Stored data
----------

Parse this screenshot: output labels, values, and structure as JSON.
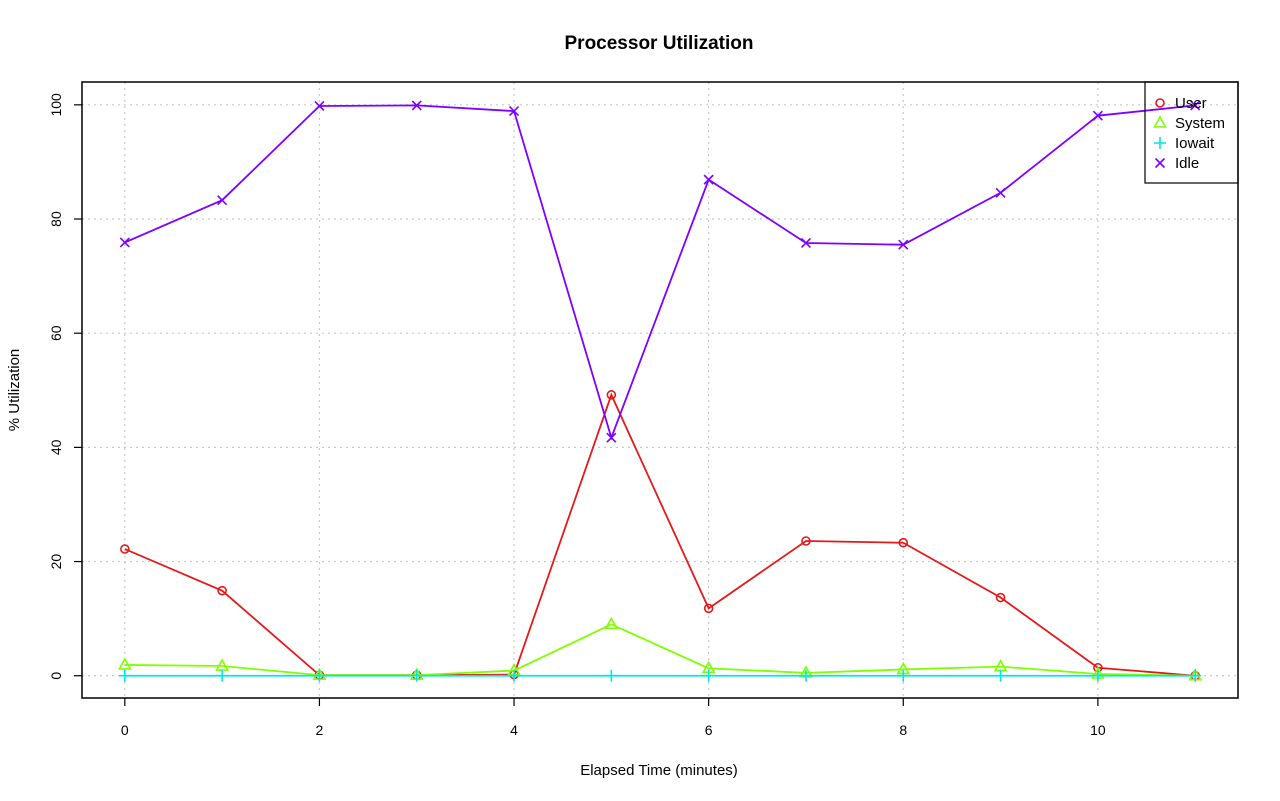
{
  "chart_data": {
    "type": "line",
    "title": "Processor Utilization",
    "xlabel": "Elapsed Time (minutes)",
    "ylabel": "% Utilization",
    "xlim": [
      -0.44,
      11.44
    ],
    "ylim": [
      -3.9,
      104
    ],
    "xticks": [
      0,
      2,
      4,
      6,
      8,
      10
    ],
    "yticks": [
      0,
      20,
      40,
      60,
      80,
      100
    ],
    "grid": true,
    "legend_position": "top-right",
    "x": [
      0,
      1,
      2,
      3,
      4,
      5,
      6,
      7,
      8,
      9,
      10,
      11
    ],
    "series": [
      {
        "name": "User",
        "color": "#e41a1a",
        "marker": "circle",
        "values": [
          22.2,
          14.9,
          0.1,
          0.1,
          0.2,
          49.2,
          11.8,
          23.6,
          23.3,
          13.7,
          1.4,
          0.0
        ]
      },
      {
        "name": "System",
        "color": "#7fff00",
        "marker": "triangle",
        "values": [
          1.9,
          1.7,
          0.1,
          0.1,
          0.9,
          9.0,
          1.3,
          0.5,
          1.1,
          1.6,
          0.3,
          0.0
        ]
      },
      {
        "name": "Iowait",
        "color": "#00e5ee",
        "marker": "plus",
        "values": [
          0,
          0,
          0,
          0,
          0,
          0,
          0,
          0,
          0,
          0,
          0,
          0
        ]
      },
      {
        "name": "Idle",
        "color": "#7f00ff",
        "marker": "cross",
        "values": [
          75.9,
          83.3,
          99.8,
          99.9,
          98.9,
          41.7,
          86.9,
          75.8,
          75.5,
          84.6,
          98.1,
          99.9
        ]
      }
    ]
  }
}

----------

Return the listing above unchanged, apart from dropping its pictures.

Parse this screenshot: output labels, values, and structure as JSON.
{
  "chart_data": {
    "type": "line",
    "title": "Processor Utilization",
    "xlabel": "Elapsed Time (minutes)",
    "ylabel": "% Utilization",
    "xlim": [
      -0.44,
      11.44
    ],
    "ylim": [
      -3.9,
      104
    ],
    "xticks": [
      0,
      2,
      4,
      6,
      8,
      10
    ],
    "yticks": [
      0,
      20,
      40,
      60,
      80,
      100
    ],
    "grid": true,
    "legend_position": "top-right",
    "x": [
      0,
      1,
      2,
      3,
      4,
      5,
      6,
      7,
      8,
      9,
      10,
      11
    ],
    "series": [
      {
        "name": "User",
        "color": "#e41a1a",
        "marker": "circle",
        "values": [
          22.2,
          14.9,
          0.1,
          0.1,
          0.2,
          49.2,
          11.8,
          23.6,
          23.3,
          13.7,
          1.4,
          0.0
        ]
      },
      {
        "name": "System",
        "color": "#7fff00",
        "marker": "triangle",
        "values": [
          1.9,
          1.7,
          0.1,
          0.1,
          0.9,
          9.0,
          1.3,
          0.5,
          1.1,
          1.6,
          0.3,
          0.0
        ]
      },
      {
        "name": "Iowait",
        "color": "#00e5ee",
        "marker": "plus",
        "values": [
          0,
          0,
          0,
          0,
          0,
          0,
          0,
          0,
          0,
          0,
          0,
          0
        ]
      },
      {
        "name": "Idle",
        "color": "#7f00ff",
        "marker": "cross",
        "values": [
          75.9,
          83.3,
          99.8,
          99.9,
          98.9,
          41.7,
          86.9,
          75.8,
          75.5,
          84.6,
          98.1,
          99.9
        ]
      }
    ]
  }
}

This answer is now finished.